* TASK PROMPT
Here are some records; quote them exactly, leaving out the pictures.

* DATA FOR THIS TASK
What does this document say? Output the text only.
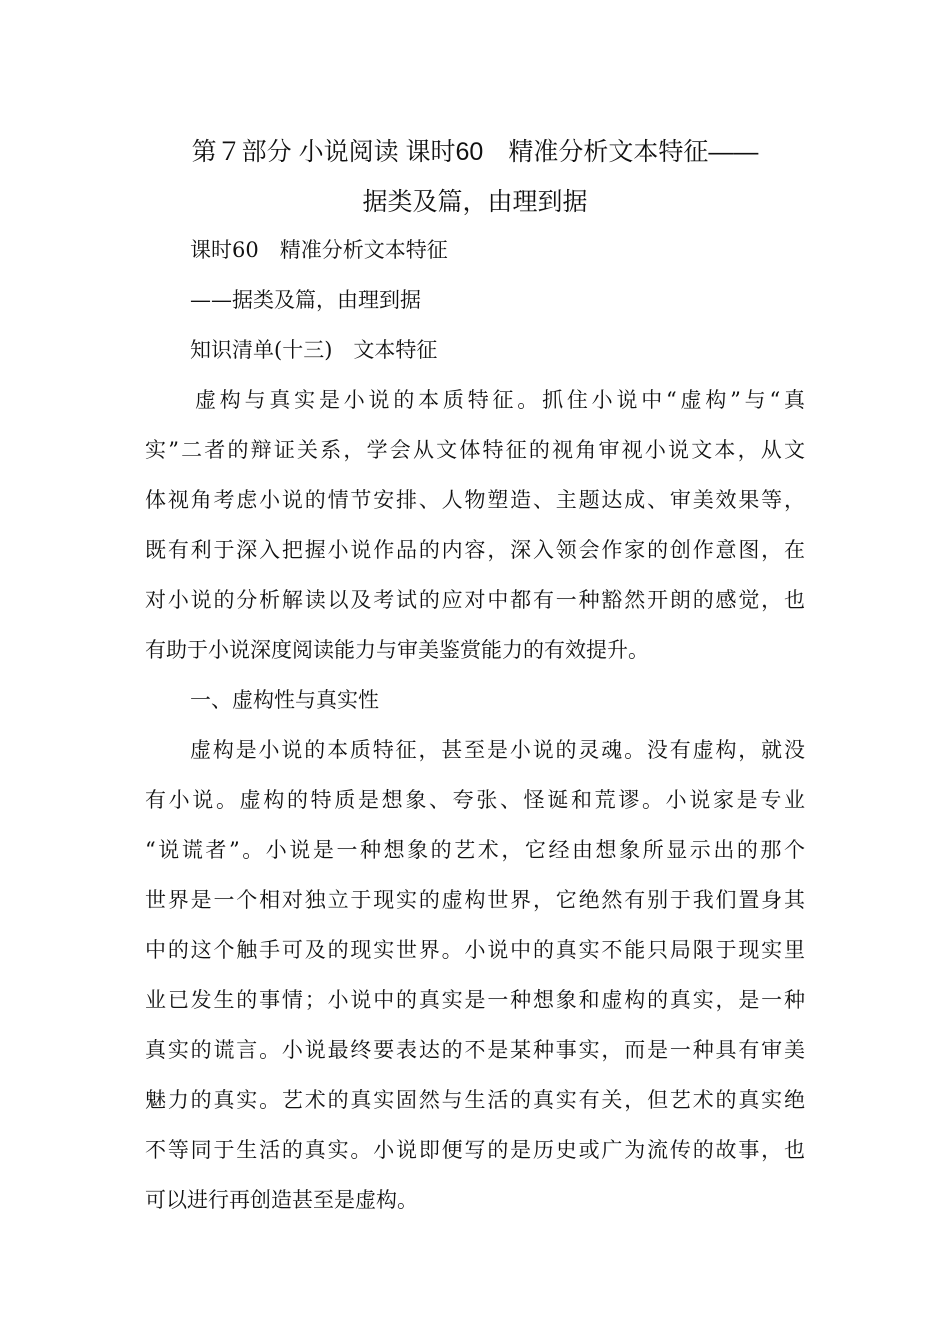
第７部分 小说阅读 课时60　精准分析文本特征——
据类及篇，由理到据

课时60　精准分析文本特征

——据类及篇，由理到据

知识清单(十三)　文本特征

虚构与真实是小说的本质特征。抓住小说中“虚构”与“真

实”二者的辩证关系，学会从文体特征的视角审视小说文本，从文

体视角考虑小说的情节安排、人物塑造、主题达成、审美效果等，

既有利于深入把握小说作品的内容，深入领会作家的创作意图，在

对小说的分析解读以及考试的应对中都有一种豁然开朗的感觉，也

有助于小说深度阅读能力与审美鉴赏能力的有效提升。

一、虚构性与真实性

虚构是小说的本质特征，甚至是小说的灵魂。没有虚构，就没

有小说。虚构的特质是想象、夸张、怪诞和荒谬。小说家是专业

“说谎者”。小说是一种想象的艺术，它经由想象所显示出的那个

世界是一个相对独立于现实的虚构世界，它绝然有别于我们置身其

中的这个触手可及的现实世界。小说中的真实不能只局限于现实里

业已发生的事情；小说中的真实是一种想象和虚构的真实，是一种

真实的谎言。小说最终要表达的不是某种事实，而是一种具有审美

魅力的真实。艺术的真实固然与生活的真实有关，但艺术的真实绝

不等同于生活的真实。小说即便写的是历史或广为流传的故事，也

可以进行再创造甚至是虚构。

* REPLY
What does this document say? Output the text only.
第７部分 小说阅读 课时60　精准分析文本特征——
据类及篇，由理到据

课时60　精准分析文本特征

——据类及篇，由理到据

知识清单(十三)　文本特征

虚构与真实是小说的本质特征。抓住小说中“虚构”与“真

实”二者的辩证关系，学会从文体特征的视角审视小说文本，从文

体视角考虑小说的情节安排、人物塑造、主题达成、审美效果等，

既有利于深入把握小说作品的内容，深入领会作家的创作意图，在

对小说的分析解读以及考试的应对中都有一种豁然开朗的感觉，也

有助于小说深度阅读能力与审美鉴赏能力的有效提升。

一、虚构性与真实性

虚构是小说的本质特征，甚至是小说的灵魂。没有虚构，就没

有小说。虚构的特质是想象、夸张、怪诞和荒谬。小说家是专业

“说谎者”。小说是一种想象的艺术，它经由想象所显示出的那个

世界是一个相对独立于现实的虚构世界，它绝然有别于我们置身其

中的这个触手可及的现实世界。小说中的真实不能只局限于现实里

业已发生的事情；小说中的真实是一种想象和虚构的真实，是一种

真实的谎言。小说最终要表达的不是某种事实，而是一种具有审美

魅力的真实。艺术的真实固然与生活的真实有关，但艺术的真实绝

不等同于生活的真实。小说即便写的是历史或广为流传的故事，也

可以进行再创造甚至是虚构。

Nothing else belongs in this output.